## GOAL
Copy every line of the records below that holds the word "title".
________________
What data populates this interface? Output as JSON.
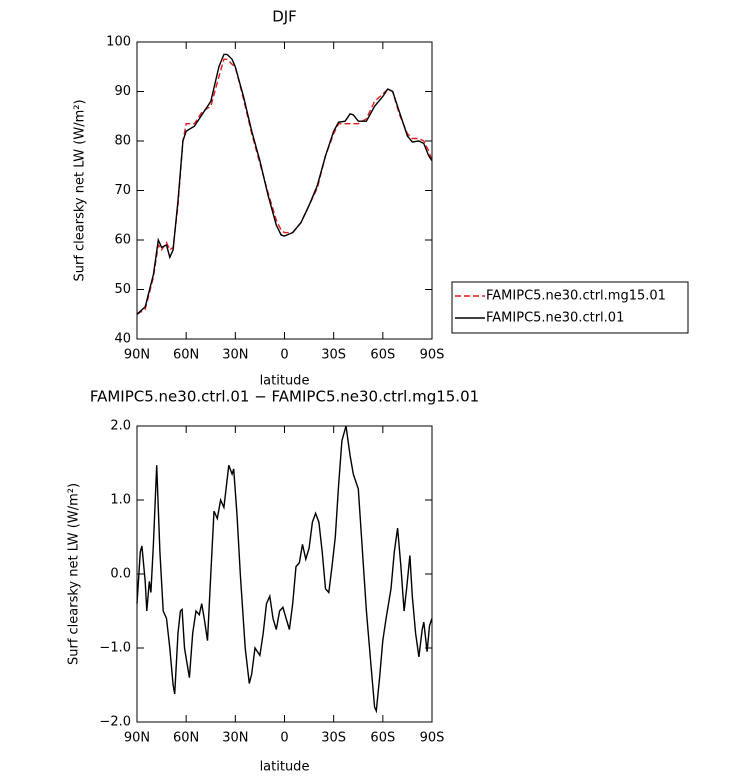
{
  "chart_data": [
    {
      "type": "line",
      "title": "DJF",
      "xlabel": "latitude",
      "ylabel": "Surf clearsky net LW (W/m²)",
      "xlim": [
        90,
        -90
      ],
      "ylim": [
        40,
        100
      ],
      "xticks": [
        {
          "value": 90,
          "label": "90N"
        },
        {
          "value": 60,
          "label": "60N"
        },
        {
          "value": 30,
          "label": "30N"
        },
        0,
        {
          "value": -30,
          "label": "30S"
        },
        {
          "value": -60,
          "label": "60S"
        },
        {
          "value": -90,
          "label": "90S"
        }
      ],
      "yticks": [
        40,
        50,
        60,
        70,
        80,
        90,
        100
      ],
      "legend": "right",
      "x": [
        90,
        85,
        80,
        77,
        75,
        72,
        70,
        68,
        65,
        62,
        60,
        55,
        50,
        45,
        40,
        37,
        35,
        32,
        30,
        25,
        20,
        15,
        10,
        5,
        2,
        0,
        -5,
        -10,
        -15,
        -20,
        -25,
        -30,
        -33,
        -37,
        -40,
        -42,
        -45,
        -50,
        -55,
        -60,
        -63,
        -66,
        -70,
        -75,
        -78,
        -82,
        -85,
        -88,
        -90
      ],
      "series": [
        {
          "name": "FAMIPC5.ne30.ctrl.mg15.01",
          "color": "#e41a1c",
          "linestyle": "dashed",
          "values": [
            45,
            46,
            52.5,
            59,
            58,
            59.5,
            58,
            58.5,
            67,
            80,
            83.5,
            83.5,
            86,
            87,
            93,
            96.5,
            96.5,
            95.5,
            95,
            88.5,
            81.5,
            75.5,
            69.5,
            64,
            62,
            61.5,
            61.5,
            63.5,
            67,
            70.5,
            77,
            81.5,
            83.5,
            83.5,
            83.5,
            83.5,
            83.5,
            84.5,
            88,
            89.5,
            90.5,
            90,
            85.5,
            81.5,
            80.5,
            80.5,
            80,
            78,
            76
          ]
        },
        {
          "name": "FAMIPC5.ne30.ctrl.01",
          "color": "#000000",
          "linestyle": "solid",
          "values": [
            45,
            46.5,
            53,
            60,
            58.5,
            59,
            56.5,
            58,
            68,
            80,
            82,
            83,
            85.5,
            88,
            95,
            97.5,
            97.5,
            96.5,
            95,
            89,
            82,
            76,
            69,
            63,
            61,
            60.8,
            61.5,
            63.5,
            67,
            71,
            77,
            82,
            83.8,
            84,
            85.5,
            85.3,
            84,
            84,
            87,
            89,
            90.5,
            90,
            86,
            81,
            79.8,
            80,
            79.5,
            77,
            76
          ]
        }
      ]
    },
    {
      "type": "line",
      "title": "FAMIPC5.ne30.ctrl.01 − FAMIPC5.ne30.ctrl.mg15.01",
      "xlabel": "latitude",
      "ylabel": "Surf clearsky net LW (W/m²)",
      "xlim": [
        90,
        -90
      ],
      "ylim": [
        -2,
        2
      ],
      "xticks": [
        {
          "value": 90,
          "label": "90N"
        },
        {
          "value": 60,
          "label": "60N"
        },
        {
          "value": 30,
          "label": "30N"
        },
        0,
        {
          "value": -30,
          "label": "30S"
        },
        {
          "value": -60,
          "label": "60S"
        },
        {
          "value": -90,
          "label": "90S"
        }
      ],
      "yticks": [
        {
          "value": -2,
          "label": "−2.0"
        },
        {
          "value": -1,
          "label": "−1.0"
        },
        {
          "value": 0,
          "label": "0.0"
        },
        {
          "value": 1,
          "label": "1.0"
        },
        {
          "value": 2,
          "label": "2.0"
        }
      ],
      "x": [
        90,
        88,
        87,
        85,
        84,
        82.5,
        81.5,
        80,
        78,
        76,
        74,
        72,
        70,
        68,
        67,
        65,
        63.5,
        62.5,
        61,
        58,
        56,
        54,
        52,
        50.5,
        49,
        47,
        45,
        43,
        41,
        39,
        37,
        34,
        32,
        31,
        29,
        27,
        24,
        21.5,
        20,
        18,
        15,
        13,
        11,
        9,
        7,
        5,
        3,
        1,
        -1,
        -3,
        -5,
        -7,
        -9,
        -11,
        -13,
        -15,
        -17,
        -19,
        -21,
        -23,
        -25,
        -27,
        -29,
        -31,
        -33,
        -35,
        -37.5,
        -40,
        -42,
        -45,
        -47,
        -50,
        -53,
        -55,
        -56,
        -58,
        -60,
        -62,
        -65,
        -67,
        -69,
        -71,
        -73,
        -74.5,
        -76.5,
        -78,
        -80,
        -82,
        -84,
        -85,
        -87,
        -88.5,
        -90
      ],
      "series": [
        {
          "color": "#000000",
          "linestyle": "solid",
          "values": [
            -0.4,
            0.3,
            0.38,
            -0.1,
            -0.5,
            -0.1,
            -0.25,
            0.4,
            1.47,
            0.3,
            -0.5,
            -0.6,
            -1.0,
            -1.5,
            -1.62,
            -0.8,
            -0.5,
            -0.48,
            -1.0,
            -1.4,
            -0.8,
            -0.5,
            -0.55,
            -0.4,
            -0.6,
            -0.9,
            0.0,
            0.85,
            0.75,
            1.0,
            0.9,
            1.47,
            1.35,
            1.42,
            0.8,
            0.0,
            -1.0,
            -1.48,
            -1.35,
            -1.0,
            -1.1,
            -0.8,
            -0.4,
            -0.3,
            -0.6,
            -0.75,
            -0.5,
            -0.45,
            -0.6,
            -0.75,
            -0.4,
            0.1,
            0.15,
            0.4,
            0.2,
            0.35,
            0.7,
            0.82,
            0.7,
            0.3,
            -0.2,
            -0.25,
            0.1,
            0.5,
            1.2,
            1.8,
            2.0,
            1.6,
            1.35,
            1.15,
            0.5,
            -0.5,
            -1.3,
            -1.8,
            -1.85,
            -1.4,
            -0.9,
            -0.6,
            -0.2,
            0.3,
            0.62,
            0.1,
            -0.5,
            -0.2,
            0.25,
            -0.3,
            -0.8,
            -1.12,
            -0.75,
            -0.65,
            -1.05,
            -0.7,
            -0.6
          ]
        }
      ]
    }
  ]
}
________________
## CORRECT RESPONSE
      "title": "DJF",
      "title": "FAMIPC5.ne30.ctrl.01 − FAMIPC5.ne30.ctrl.mg15.01",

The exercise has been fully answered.